-- Text extract --
(iotdb) 01/01: Catch per-startup failures during ConfigNode leader warm-up

yongzao Wed, 10 Jun 2026 00:38:24 -0700

This is an automated email from the ASF dual-hosted git repository.

CRZbulabula pushed a commit to branch 
fix-confignode-leader-warmup-startup-failure
in repository https://gitbox.apache.org/repos/asf/iotdb.git


commit 83ac7942be6653de701a1afa4791fd50d32107d3
Author: Yongzao <[email protected]>
AuthorDate: Wed Jun 10 15:37:54 2026 +0800

    Catch per-startup failures during ConfigNode leader warm-up
    
    Within becomeLeader(), the parallel leader-service startups are joined with
    CompletableFuture.allOf(startups).join(). startInParallelIfEpochCurrent()
    ran startup.run() unguarded, so if any startup (CQ, pipe, subscription,
    metrics, clusterId, ...) threw a RuntimeException, its future completed
    exceptionally and join() rethrew it as a CompletionException out of
    becomeLeader(). That aborted the transition before startExecutor() and
    markLeaderServicesReadyIfEpochCurrent() ran, so leaderServicesReady never
    flipped to true and the node kept returning CONFIG_NODE_LEADER_WARMING_UP
    forever -- even though startInParallelIfEpochCurrent()'s Javadoc claimed the
    future "always completes normally".
    
    Make that claim true: each startup now catches and logs its own failure
    (tagged with the service name via a small LeaderServiceStartup holder) and
    never lets it escape. A single failing service stays unavailable until the
    next leadership transition, but the node still finishes warming up and 
begins
    serving, and the failure is observable through the error log.
---
 .../statemachine/ConfigRegionStateMachine.java     | 112 ++++++++++++++++-----
 1 file changed, 86 insertions(+), 26 deletions(-)

diff --git 
a/iotdb-core/confignode/src/main/java/org/apache/iotdb/confignode/consensus/statemachine/ConfigRegionStateMachine.java
 
b/iotdb-core/confignode/src/main/java/org/apache/iotdb/confignode/consensus/statemachine/ConfigRegionStateMachine.java
index 251db87dbdc..b3029e66028 100644
--- 
a/iotdb-core/confignode/src/main/java/org/apache/iotdb/confignode/consensus/statemachine/ConfigRegionStateMachine.java
+++ 
b/iotdb-core/confignode/src/main/java/org/apache/iotdb/confignode/consensus/statemachine/ConfigRegionStateMachine.java
@@ -336,7 +336,9 @@ public class ConfigRegionStateMachine implements 
IStateMachine, IStateMachine.Ev
       configManager.getLoadManager().startTopologyService();
     }
 
-    // Start the remaining leader services in parallel and wait for all of 
them to finish.

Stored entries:
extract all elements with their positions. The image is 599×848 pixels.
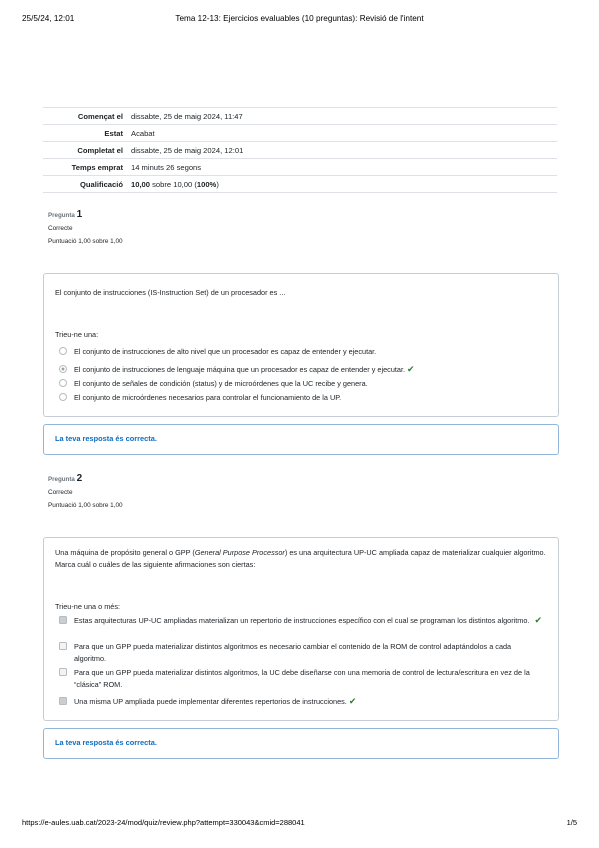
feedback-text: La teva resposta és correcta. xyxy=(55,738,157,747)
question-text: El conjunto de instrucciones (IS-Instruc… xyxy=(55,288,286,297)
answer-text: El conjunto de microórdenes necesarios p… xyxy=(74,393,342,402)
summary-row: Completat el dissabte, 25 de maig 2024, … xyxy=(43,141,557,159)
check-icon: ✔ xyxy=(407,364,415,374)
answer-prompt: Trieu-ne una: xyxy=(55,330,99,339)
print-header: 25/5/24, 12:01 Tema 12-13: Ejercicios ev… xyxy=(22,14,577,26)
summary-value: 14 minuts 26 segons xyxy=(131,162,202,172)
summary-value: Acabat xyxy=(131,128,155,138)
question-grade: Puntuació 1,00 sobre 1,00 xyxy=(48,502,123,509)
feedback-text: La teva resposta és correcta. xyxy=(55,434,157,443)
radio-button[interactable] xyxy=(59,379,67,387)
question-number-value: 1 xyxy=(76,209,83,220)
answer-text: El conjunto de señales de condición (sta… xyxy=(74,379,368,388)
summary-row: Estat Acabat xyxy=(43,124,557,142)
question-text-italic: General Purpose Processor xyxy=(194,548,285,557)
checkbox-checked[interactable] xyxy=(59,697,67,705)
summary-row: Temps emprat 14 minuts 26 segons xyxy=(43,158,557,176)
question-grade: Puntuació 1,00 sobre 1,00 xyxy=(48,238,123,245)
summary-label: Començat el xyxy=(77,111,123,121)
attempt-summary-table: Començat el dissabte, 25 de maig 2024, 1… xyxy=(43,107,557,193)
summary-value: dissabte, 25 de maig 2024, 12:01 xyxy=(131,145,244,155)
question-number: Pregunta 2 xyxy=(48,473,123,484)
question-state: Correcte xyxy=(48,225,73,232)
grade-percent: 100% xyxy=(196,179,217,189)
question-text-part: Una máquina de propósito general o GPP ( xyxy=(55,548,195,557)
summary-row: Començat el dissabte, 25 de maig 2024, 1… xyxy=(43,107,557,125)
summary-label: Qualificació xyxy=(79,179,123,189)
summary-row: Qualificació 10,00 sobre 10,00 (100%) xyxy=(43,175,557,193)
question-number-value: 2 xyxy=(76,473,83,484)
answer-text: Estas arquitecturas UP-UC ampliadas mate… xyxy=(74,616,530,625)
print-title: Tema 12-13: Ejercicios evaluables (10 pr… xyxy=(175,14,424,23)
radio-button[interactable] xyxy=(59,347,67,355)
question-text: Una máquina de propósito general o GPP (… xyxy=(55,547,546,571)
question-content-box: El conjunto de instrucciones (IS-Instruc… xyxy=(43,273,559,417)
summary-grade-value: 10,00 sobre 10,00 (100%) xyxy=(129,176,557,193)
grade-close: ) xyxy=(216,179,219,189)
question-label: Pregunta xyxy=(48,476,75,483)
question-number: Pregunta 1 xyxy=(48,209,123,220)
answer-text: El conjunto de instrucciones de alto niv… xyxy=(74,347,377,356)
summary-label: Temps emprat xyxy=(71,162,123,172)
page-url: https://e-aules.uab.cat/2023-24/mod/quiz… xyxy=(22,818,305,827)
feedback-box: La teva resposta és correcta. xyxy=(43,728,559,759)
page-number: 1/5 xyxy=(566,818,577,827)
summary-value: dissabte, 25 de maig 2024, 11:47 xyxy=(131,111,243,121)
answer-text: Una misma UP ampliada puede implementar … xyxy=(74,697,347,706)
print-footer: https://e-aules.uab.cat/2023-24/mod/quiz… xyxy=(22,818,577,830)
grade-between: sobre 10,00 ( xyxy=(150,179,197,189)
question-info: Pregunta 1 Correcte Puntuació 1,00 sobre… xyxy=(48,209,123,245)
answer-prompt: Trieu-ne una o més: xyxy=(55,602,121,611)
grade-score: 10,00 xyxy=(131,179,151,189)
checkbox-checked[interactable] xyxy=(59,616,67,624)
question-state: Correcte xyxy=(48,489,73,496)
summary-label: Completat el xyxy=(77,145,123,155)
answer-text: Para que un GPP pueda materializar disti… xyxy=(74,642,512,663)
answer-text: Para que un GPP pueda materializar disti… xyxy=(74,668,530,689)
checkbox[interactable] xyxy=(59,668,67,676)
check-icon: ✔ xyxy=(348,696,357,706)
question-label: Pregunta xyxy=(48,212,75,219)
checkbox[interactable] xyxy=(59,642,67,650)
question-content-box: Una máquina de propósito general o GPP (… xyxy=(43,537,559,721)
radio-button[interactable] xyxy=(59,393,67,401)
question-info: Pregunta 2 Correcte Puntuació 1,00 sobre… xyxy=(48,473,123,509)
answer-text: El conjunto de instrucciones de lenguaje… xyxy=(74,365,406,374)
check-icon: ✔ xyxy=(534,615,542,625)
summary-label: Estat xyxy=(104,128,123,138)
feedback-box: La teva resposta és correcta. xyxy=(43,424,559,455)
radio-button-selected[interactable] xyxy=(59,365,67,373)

-- What the task requires --
According to the commit message, what value did the node keep returning forever before this change?

-- Output for this task --
CONFIG_NODE_LEADER_WARMING_UP